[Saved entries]
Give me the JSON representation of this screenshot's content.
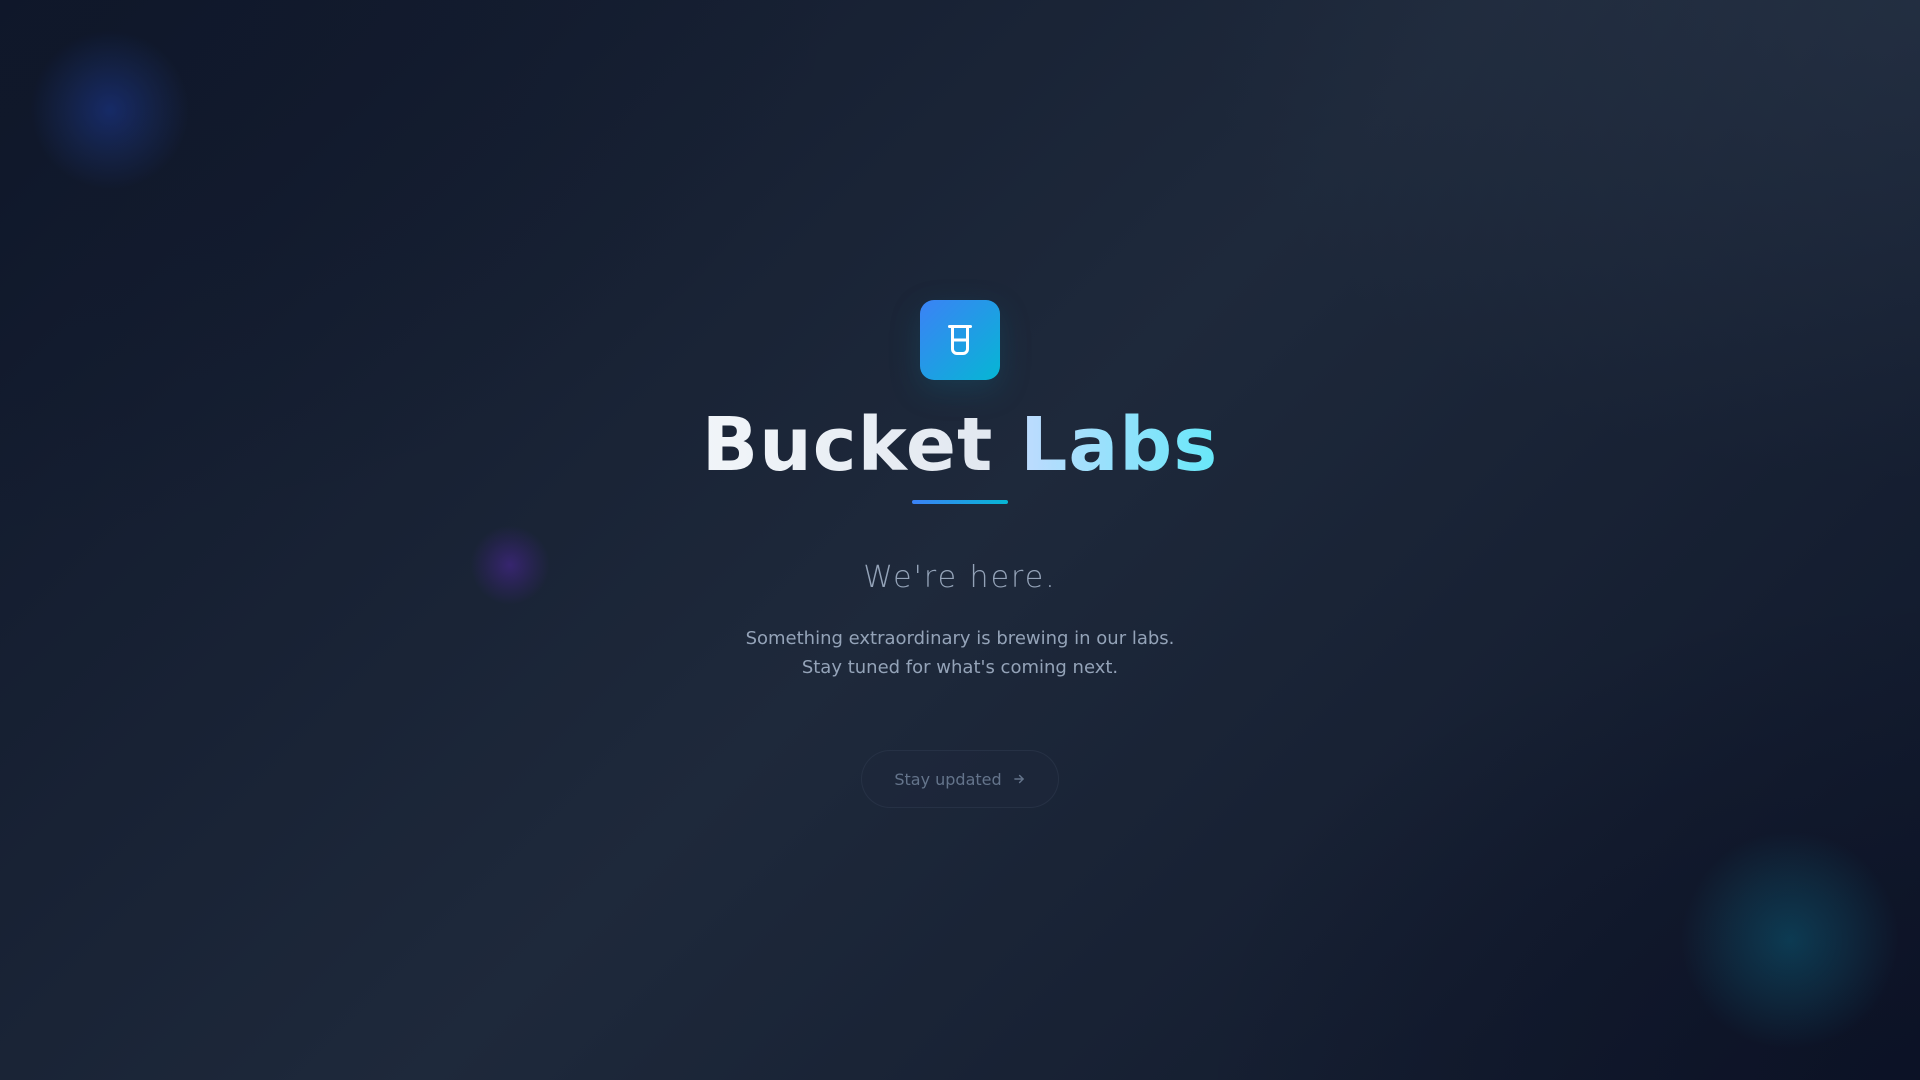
{
  "brand": {
    "title_part1": "Bucket",
    "title_part2": "Labs",
    "icon": "beaker-icon",
    "accent_start": "#3b82f6",
    "accent_end": "#06b6d4"
  },
  "hero": {
    "tagline": "We're here.",
    "description_line1": "Something extraordinary is brewing in our labs.",
    "description_line2": "Stay tuned for what's coming next."
  },
  "cta": {
    "label": "Stay updated",
    "icon": "arrow-right-icon"
  },
  "colors": {
    "background": "#1e293b",
    "muted_text": "#94a3b8",
    "button_text": "#64748b"
  }
}
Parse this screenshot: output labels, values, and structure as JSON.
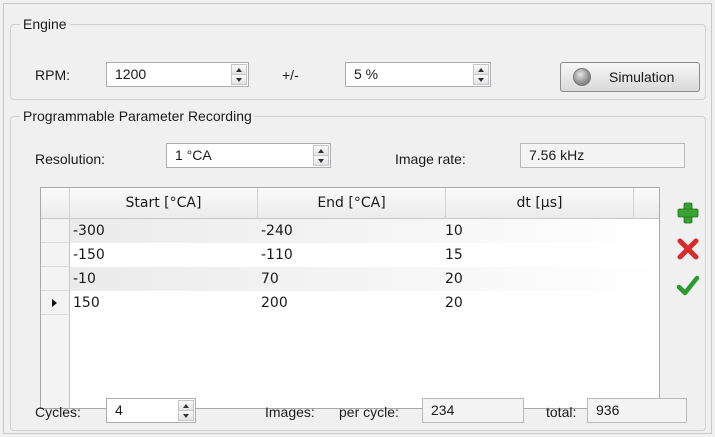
{
  "engine": {
    "legend": "Engine",
    "rpm_label": "RPM:",
    "rpm_value": "1200",
    "tolerance_label": "+/-",
    "tolerance_value": "5 %",
    "simulation_label": "Simulation"
  },
  "recording": {
    "legend": "Programmable Parameter Recording",
    "resolution_label": "Resolution:",
    "resolution_value": "1 °CA",
    "image_rate_label": "Image rate:",
    "image_rate_value": "7.56 kHz",
    "table": {
      "columns": [
        "Start [°CA]",
        "End [°CA]",
        "dt [µs]"
      ],
      "rows": [
        [
          "-300",
          "-240",
          "10"
        ],
        [
          "-150",
          "-110",
          "15"
        ],
        [
          "-10",
          "70",
          "20"
        ],
        [
          "150",
          "200",
          "20"
        ]
      ],
      "current_row": 4
    },
    "cycles_label": "Cycles:",
    "cycles_value": "4",
    "images_label": "Images:",
    "per_cycle_label": "per cycle:",
    "per_cycle_value": "234",
    "total_label": "total:",
    "total_value": "936"
  },
  "icons": {
    "add": "plus-icon",
    "delete": "x-icon",
    "apply": "check-icon"
  },
  "colors": {
    "add": "#3aa132",
    "delete": "#d82a2a",
    "apply": "#2e9a2e"
  }
}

## WHAT IS BEING ASKED
Scan the material above. Extract every line in which the word "legend" occurs.

## RESPONSE TO THIS TASK
    "legend": "Engine",
    "legend": "Programmable Parameter Recording",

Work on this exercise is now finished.